> _What you are asked to do_: In the copy, include every entry exactly but none of the images.

> _Material supplied_:

○ ○ ○

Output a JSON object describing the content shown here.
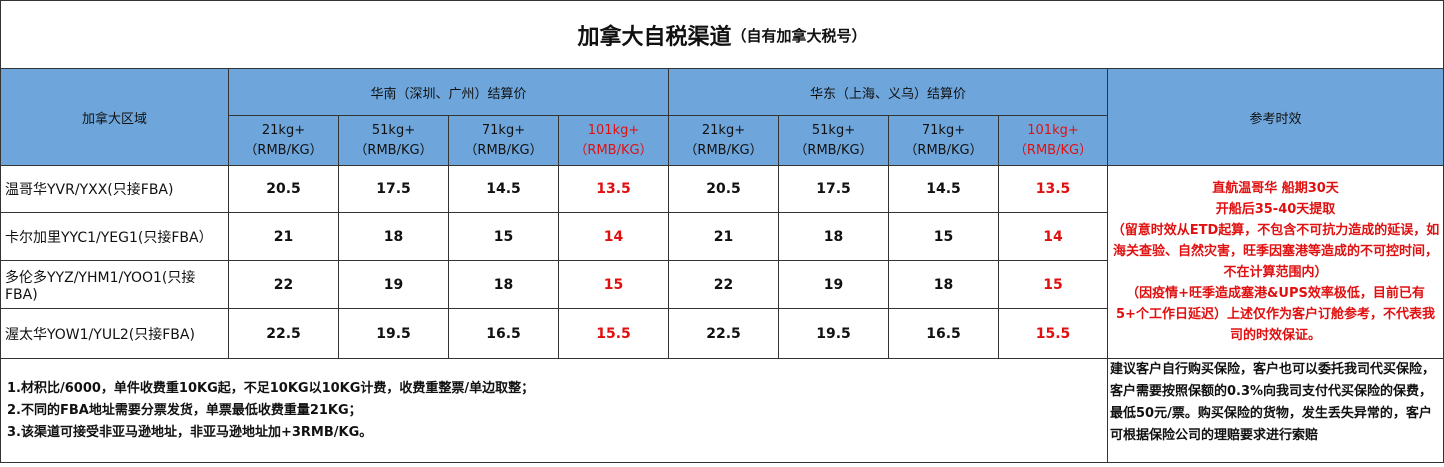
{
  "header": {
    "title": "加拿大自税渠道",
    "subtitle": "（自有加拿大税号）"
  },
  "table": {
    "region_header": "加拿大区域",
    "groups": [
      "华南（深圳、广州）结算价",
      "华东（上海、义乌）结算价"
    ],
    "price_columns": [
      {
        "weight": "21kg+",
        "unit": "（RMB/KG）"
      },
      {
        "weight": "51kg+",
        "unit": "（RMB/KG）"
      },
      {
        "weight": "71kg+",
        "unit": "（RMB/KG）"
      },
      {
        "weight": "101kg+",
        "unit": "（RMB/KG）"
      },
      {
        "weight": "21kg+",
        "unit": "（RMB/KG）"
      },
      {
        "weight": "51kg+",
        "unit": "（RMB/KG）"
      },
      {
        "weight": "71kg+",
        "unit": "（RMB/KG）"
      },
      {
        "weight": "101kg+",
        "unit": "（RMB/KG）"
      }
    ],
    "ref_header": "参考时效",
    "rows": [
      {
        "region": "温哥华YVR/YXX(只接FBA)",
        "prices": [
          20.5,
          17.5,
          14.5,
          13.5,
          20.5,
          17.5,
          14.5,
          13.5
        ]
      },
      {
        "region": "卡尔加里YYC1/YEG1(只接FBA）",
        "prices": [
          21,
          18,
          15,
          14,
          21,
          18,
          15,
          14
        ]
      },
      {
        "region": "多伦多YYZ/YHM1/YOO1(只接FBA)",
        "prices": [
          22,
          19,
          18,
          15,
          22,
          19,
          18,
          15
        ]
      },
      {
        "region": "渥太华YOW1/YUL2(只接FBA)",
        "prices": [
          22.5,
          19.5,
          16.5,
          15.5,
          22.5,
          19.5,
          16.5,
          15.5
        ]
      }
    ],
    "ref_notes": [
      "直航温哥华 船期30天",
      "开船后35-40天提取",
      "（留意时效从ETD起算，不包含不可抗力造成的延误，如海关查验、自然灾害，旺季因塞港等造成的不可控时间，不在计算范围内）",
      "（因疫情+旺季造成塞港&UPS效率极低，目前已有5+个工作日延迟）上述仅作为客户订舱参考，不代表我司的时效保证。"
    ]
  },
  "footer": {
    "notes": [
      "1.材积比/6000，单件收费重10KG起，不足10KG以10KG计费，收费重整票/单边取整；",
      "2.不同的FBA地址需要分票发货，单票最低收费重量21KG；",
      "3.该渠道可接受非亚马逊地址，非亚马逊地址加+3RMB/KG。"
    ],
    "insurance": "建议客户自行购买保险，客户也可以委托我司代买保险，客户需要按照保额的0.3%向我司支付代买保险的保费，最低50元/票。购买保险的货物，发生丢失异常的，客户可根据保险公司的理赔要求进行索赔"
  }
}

○ ○ ○

> _Solution for this exercise_:
Output a JSON object describing the content shown here.
{
  "header": {
    "title": "加拿大自税渠道",
    "subtitle": "（自有加拿大税号）"
  },
  "table": {
    "region_header": "加拿大区域",
    "groups": [
      "华南（深圳、广州）结算价",
      "华东（上海、义乌）结算价"
    ],
    "price_columns": [
      {
        "weight": "21kg+",
        "unit": "（RMB/KG）"
      },
      {
        "weight": "51kg+",
        "unit": "（RMB/KG）"
      },
      {
        "weight": "71kg+",
        "unit": "（RMB/KG）"
      },
      {
        "weight": "101kg+",
        "unit": "（RMB/KG）"
      },
      {
        "weight": "21kg+",
        "unit": "（RMB/KG）"
      },
      {
        "weight": "51kg+",
        "unit": "（RMB/KG）"
      },
      {
        "weight": "71kg+",
        "unit": "（RMB/KG）"
      },
      {
        "weight": "101kg+",
        "unit": "（RMB/KG）"
      }
    ],
    "ref_header": "参考时效",
    "rows": [
      {
        "region": "温哥华YVR/YXX(只接FBA)",
        "prices": [
          20.5,
          17.5,
          14.5,
          13.5,
          20.5,
          17.5,
          14.5,
          13.5
        ]
      },
      {
        "region": "卡尔加里YYC1/YEG1(只接FBA）",
        "prices": [
          21,
          18,
          15,
          14,
          21,
          18,
          15,
          14
        ]
      },
      {
        "region": "多伦多YYZ/YHM1/YOO1(只接FBA)",
        "prices": [
          22,
          19,
          18,
          15,
          22,
          19,
          18,
          15
        ]
      },
      {
        "region": "渥太华YOW1/YUL2(只接FBA)",
        "prices": [
          22.5,
          19.5,
          16.5,
          15.5,
          22.5,
          19.5,
          16.5,
          15.5
        ]
      }
    ],
    "ref_notes": [
      "直航温哥华 船期30天",
      "开船后35-40天提取",
      "（留意时效从ETD起算，不包含不可抗力造成的延误，如海关查验、自然灾害，旺季因塞港等造成的不可控时间，不在计算范围内）",
      "（因疫情+旺季造成塞港&UPS效率极低，目前已有5+个工作日延迟）上述仅作为客户订舱参考，不代表我司的时效保证。"
    ]
  },
  "footer": {
    "notes": [
      "1.材积比/6000，单件收费重10KG起，不足10KG以10KG计费，收费重整票/单边取整；",
      "2.不同的FBA地址需要分票发货，单票最低收费重量21KG；",
      "3.该渠道可接受非亚马逊地址，非亚马逊地址加+3RMB/KG。"
    ],
    "insurance": "建议客户自行购买保险，客户也可以委托我司代买保险，客户需要按照保额的0.3%向我司支付代买保险的保费，最低50元/票。购买保险的货物，发生丢失异常的，客户可根据保险公司的理赔要求进行索赔"
  }
}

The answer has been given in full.